### Exercise data
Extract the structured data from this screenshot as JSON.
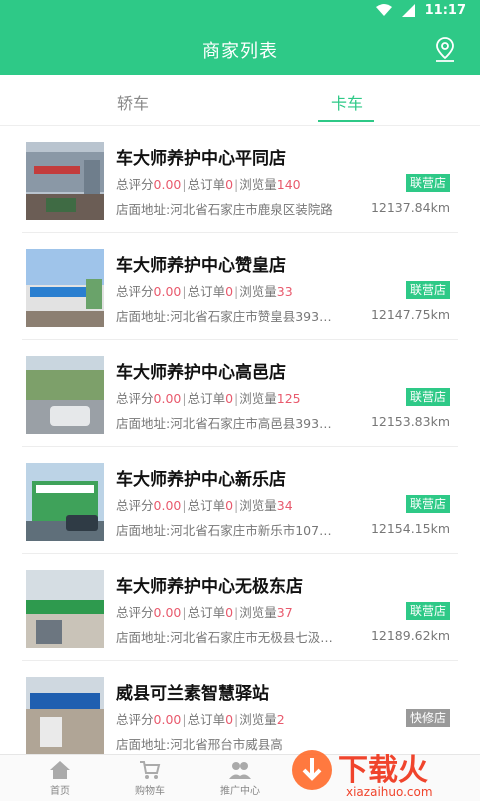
{
  "status_bar": {
    "time": "11:17"
  },
  "header": {
    "title": "商家列表",
    "location_icon": "location-pin-icon"
  },
  "tabs": [
    {
      "label": "轿车",
      "active": false
    },
    {
      "label": "卡车",
      "active": true
    }
  ],
  "labels": {
    "rating": "总评分",
    "orders": "总订单",
    "views": "浏览量",
    "sep": "|"
  },
  "stores": [
    {
      "name": "车大师养护中心平同店",
      "rating": "0.00",
      "orders": "0",
      "views": "140",
      "address": "店面地址:河北省石家庄市鹿泉区装院路",
      "badge": "联营店",
      "distance": "12137.84km"
    },
    {
      "name": "车大师养护中心赞皇店",
      "rating": "0.00",
      "orders": "0",
      "views": "33",
      "address": "店面地址:河北省石家庄市赞皇县393…",
      "badge": "联营店",
      "distance": "12147.75km"
    },
    {
      "name": "车大师养护中心高邑店",
      "rating": "0.00",
      "orders": "0",
      "views": "125",
      "address": "店面地址:河北省石家庄市高邑县393…",
      "badge": "联营店",
      "distance": "12153.83km"
    },
    {
      "name": "车大师养护中心新乐店",
      "rating": "0.00",
      "orders": "0",
      "views": "34",
      "address": "店面地址:河北省石家庄市新乐市107…",
      "badge": "联营店",
      "distance": "12154.15km"
    },
    {
      "name": "车大师养护中心无极东店",
      "rating": "0.00",
      "orders": "0",
      "views": "37",
      "address": "店面地址:河北省石家庄市无极县七汲…",
      "badge": "联营店",
      "distance": "12189.62km"
    },
    {
      "name": "威县可兰素智慧驿站",
      "rating": "0.00",
      "orders": "0",
      "views": "2",
      "address": "店面地址:河北省邢台市威县高",
      "badge": "快修店",
      "distance": ""
    }
  ],
  "bottom_nav": [
    {
      "label": "首页"
    },
    {
      "label": "购物车"
    },
    {
      "label": "推广中心"
    }
  ],
  "watermark": {
    "logo": "下载火",
    "site": "xiazaihuo.com"
  },
  "colors": {
    "brand_green": "#2ec987",
    "number_red": "#e85a6d",
    "badge_grey": "#999999"
  }
}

### Task goal
Extract every line of the data exactly; pictures stay out.

### Task output
Extract the structured data from this screenshot as JSON.
{
  "status_bar": {
    "time": "11:17"
  },
  "header": {
    "title": "商家列表",
    "location_icon": "location-pin-icon"
  },
  "tabs": [
    {
      "label": "轿车",
      "active": false
    },
    {
      "label": "卡车",
      "active": true
    }
  ],
  "labels": {
    "rating": "总评分",
    "orders": "总订单",
    "views": "浏览量",
    "sep": "|"
  },
  "stores": [
    {
      "name": "车大师养护中心平同店",
      "rating": "0.00",
      "orders": "0",
      "views": "140",
      "address": "店面地址:河北省石家庄市鹿泉区装院路",
      "badge": "联营店",
      "distance": "12137.84km"
    },
    {
      "name": "车大师养护中心赞皇店",
      "rating": "0.00",
      "orders": "0",
      "views": "33",
      "address": "店面地址:河北省石家庄市赞皇县393…",
      "badge": "联营店",
      "distance": "12147.75km"
    },
    {
      "name": "车大师养护中心高邑店",
      "rating": "0.00",
      "orders": "0",
      "views": "125",
      "address": "店面地址:河北省石家庄市高邑县393…",
      "badge": "联营店",
      "distance": "12153.83km"
    },
    {
      "name": "车大师养护中心新乐店",
      "rating": "0.00",
      "orders": "0",
      "views": "34",
      "address": "店面地址:河北省石家庄市新乐市107…",
      "badge": "联营店",
      "distance": "12154.15km"
    },
    {
      "name": "车大师养护中心无极东店",
      "rating": "0.00",
      "orders": "0",
      "views": "37",
      "address": "店面地址:河北省石家庄市无极县七汲…",
      "badge": "联营店",
      "distance": "12189.62km"
    },
    {
      "name": "威县可兰素智慧驿站",
      "rating": "0.00",
      "orders": "0",
      "views": "2",
      "address": "店面地址:河北省邢台市威县高",
      "badge": "快修店",
      "distance": ""
    }
  ],
  "bottom_nav": [
    {
      "label": "首页"
    },
    {
      "label": "购物车"
    },
    {
      "label": "推广中心"
    }
  ],
  "watermark": {
    "logo": "下载火",
    "site": "xiazaihuo.com"
  },
  "colors": {
    "brand_green": "#2ec987",
    "number_red": "#e85a6d",
    "badge_grey": "#999999"
  }
}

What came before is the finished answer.